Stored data
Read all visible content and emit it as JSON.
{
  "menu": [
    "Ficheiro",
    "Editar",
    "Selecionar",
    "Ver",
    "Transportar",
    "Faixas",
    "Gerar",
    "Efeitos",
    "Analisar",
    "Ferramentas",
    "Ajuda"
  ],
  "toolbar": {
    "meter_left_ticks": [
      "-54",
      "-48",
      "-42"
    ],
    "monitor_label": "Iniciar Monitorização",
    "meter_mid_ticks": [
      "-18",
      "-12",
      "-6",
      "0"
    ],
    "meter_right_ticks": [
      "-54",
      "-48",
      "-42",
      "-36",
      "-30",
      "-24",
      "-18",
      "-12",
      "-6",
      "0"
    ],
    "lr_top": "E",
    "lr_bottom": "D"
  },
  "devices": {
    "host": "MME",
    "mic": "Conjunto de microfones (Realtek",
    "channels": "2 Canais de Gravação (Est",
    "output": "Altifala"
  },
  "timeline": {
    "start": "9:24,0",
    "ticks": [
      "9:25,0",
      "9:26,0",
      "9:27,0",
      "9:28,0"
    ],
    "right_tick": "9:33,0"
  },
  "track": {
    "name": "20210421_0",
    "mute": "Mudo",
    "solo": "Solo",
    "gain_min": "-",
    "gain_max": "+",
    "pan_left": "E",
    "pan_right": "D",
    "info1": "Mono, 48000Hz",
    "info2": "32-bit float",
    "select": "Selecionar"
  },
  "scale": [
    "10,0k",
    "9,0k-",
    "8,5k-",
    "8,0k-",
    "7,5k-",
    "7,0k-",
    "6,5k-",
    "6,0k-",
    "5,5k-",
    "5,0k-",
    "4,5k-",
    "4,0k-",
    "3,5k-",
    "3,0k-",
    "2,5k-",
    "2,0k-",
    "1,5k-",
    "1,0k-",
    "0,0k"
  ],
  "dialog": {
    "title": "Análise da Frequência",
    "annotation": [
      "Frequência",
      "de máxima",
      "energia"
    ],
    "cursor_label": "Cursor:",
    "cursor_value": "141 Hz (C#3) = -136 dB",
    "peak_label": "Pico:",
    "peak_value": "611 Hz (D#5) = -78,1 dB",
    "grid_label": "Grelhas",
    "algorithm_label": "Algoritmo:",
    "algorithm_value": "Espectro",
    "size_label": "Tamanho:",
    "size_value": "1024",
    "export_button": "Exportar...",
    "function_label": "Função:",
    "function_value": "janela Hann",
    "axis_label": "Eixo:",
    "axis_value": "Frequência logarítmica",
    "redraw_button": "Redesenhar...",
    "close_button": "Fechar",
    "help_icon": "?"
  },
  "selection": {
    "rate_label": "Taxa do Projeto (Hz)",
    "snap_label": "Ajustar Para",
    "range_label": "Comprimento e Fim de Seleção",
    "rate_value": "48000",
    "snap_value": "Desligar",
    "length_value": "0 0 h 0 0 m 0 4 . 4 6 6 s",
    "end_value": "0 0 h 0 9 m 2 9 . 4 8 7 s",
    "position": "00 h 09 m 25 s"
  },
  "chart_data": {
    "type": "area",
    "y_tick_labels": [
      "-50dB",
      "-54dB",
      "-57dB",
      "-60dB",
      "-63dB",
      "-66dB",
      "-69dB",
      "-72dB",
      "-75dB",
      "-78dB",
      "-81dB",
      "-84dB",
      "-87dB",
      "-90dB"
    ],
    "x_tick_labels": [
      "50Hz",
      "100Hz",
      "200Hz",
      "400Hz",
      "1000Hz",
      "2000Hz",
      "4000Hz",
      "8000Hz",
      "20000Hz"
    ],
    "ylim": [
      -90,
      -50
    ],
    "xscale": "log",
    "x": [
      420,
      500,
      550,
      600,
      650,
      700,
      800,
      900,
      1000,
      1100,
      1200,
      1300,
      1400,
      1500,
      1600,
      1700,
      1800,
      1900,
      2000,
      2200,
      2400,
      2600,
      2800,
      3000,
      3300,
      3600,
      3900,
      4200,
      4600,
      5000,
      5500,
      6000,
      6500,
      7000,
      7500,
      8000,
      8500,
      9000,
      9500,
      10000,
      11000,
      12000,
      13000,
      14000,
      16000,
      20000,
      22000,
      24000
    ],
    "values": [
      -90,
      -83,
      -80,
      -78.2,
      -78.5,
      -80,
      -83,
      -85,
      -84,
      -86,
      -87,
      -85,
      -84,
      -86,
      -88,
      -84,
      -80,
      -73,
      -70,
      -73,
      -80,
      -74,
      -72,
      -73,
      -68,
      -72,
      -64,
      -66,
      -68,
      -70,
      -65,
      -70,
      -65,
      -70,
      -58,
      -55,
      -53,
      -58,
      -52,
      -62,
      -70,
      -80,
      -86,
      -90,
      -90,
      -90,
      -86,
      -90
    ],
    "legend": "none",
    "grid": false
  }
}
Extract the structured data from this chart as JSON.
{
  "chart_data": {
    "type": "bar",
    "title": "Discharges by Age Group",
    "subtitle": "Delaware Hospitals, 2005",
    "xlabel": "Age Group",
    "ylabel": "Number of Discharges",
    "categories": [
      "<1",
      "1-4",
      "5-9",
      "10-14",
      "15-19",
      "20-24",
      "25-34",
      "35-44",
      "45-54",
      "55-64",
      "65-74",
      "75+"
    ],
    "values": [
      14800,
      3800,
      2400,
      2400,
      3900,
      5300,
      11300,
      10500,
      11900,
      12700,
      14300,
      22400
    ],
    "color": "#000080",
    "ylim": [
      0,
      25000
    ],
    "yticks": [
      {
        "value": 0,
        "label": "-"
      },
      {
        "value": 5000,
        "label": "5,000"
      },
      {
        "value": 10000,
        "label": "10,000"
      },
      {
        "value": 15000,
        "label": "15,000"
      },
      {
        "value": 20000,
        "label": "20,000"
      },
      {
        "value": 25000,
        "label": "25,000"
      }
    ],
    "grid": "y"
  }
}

Aim ▸
Your task is to quote all of the data word for word.

Final result ▸
Read all visible content and emit it as JSON.
{
  "menu": [
    "Ficheiro",
    "Editar",
    "Selecionar",
    "Ver",
    "Transportar",
    "Faixas",
    "Gerar",
    "Efeitos",
    "Analisar",
    "Ferramentas",
    "Ajuda"
  ],
  "toolbar": {
    "meter_left_ticks": [
      "-54",
      "-48",
      "-42"
    ],
    "monitor_label": "Iniciar Monitorização",
    "meter_mid_ticks": [
      "-18",
      "-12",
      "-6",
      "0"
    ],
    "meter_right_ticks": [
      "-54",
      "-48",
      "-42",
      "-36",
      "-30",
      "-24",
      "-18",
      "-12",
      "-6",
      "0"
    ],
    "lr_top": "E",
    "lr_bottom": "D"
  },
  "devices": {
    "host": "MME",
    "mic": "Conjunto de microfones (Realtek",
    "channels": "2 Canais de Gravação (Est",
    "output": "Altifala"
  },
  "timeline": {
    "start": "9:24,0",
    "ticks": [
      "9:25,0",
      "9:26,0",
      "9:27,0",
      "9:28,0"
    ],
    "right_tick": "9:33,0"
  },
  "track": {
    "name": "20210421_0",
    "mute": "Mudo",
    "solo": "Solo",
    "gain_min": "-",
    "gain_max": "+",
    "pan_left": "E",
    "pan_right": "D",
    "info1": "Mono, 48000Hz",
    "info2": "32-bit float",
    "select": "Selecionar"
  },
  "scale": [
    "10,0k",
    "9,0k-",
    "8,5k-",
    "8,0k-",
    "7,5k-",
    "7,0k-",
    "6,5k-",
    "6,0k-",
    "5,5k-",
    "5,0k-",
    "4,5k-",
    "4,0k-",
    "3,5k-",
    "3,0k-",
    "2,5k-",
    "2,0k-",
    "1,5k-",
    "1,0k-",
    "0,0k"
  ],
  "dialog": {
    "title": "Análise da Frequência",
    "annotation": [
      "Frequência",
      "de máxima",
      "energia"
    ],
    "cursor_label": "Cursor:",
    "cursor_value": "141 Hz (C#3) = -136 dB",
    "peak_label": "Pico:",
    "peak_value": "611 Hz (D#5) = -78,1 dB",
    "grid_label": "Grelhas",
    "algorithm_label": "Algoritmo:",
    "algorithm_value": "Espectro",
    "size_label": "Tamanho:",
    "size_value": "1024",
    "export_button": "Exportar...",
    "function_label": "Função:",
    "function_value": "janela Hann",
    "axis_label": "Eixo:",
    "axis_value": "Frequência logarítmica",
    "redraw_button": "Redesenhar...",
    "close_button": "Fechar",
    "help_icon": "?"
  },
  "selection": {
    "rate_label": "Taxa do Projeto (Hz)",
    "snap_label": "Ajustar Para",
    "range_label": "Comprimento e Fim de Seleção",
    "rate_value": "48000",
    "snap_value": "Desligar",
    "length_value": "0 0 h 0 0 m 0 4 . 4 6 6 s",
    "end_value": "0 0 h 0 9 m 2 9 . 4 8 7 s",
    "position": "00 h 09 m 25 s"
  },
  "chart_data": {
    "type": "area",
    "y_tick_labels": [
      "-50dB",
      "-54dB",
      "-57dB",
      "-60dB",
      "-63dB",
      "-66dB",
      "-69dB",
      "-72dB",
      "-75dB",
      "-78dB",
      "-81dB",
      "-84dB",
      "-87dB",
      "-90dB"
    ],
    "x_tick_labels": [
      "50Hz",
      "100Hz",
      "200Hz",
      "400Hz",
      "1000Hz",
      "2000Hz",
      "4000Hz",
      "8000Hz",
      "20000Hz"
    ],
    "ylim": [
      -90,
      -50
    ],
    "xscale": "log",
    "x": [
      420,
      500,
      550,
      600,
      650,
      700,
      800,
      900,
      1000,
      1100,
      1200,
      1300,
      1400,
      1500,
      1600,
      1700,
      1800,
      1900,
      2000,
      2200,
      2400,
      2600,
      2800,
      3000,
      3300,
      3600,
      3900,
      4200,
      4600,
      5000,
      5500,
      6000,
      6500,
      7000,
      7500,
      8000,
      8500,
      9000,
      9500,
      10000,
      11000,
      12000,
      13000,
      14000,
      16000,
      20000,
      22000,
      24000
    ],
    "values": [
      -90,
      -83,
      -80,
      -78.2,
      -78.5,
      -80,
      -83,
      -85,
      -84,
      -86,
      -87,
      -85,
      -84,
      -86,
      -88,
      -84,
      -80,
      -73,
      -70,
      -73,
      -80,
      -74,
      -72,
      -73,
      -68,
      -72,
      -64,
      -66,
      -68,
      -70,
      -65,
      -70,
      -65,
      -70,
      -58,
      -55,
      -53,
      -58,
      -52,
      -62,
      -70,
      -80,
      -86,
      -90,
      -90,
      -90,
      -86,
      -90
    ],
    "legend": "none",
    "grid": false
  }
}
Extract the structured data from this chart as JSON.
{
  "chart_data": {
    "type": "bar",
    "title": "Discharges by Age Group",
    "subtitle": "Delaware Hospitals, 2005",
    "xlabel": "Age Group",
    "ylabel": "Number of Discharges",
    "categories": [
      "<1",
      "1-4",
      "5-9",
      "10-14",
      "15-19",
      "20-24",
      "25-34",
      "35-44",
      "45-54",
      "55-64",
      "65-74",
      "75+"
    ],
    "values": [
      14800,
      3800,
      2400,
      2400,
      3900,
      5300,
      11300,
      10500,
      11900,
      12700,
      14300,
      22400
    ],
    "color": "#000080",
    "ylim": [
      0,
      25000
    ],
    "yticks": [
      {
        "value": 0,
        "label": "-"
      },
      {
        "value": 5000,
        "label": "5,000"
      },
      {
        "value": 10000,
        "label": "10,000"
      },
      {
        "value": 15000,
        "label": "15,000"
      },
      {
        "value": 20000,
        "label": "20,000"
      },
      {
        "value": 25000,
        "label": "25,000"
      }
    ],
    "grid": "y"
  }
}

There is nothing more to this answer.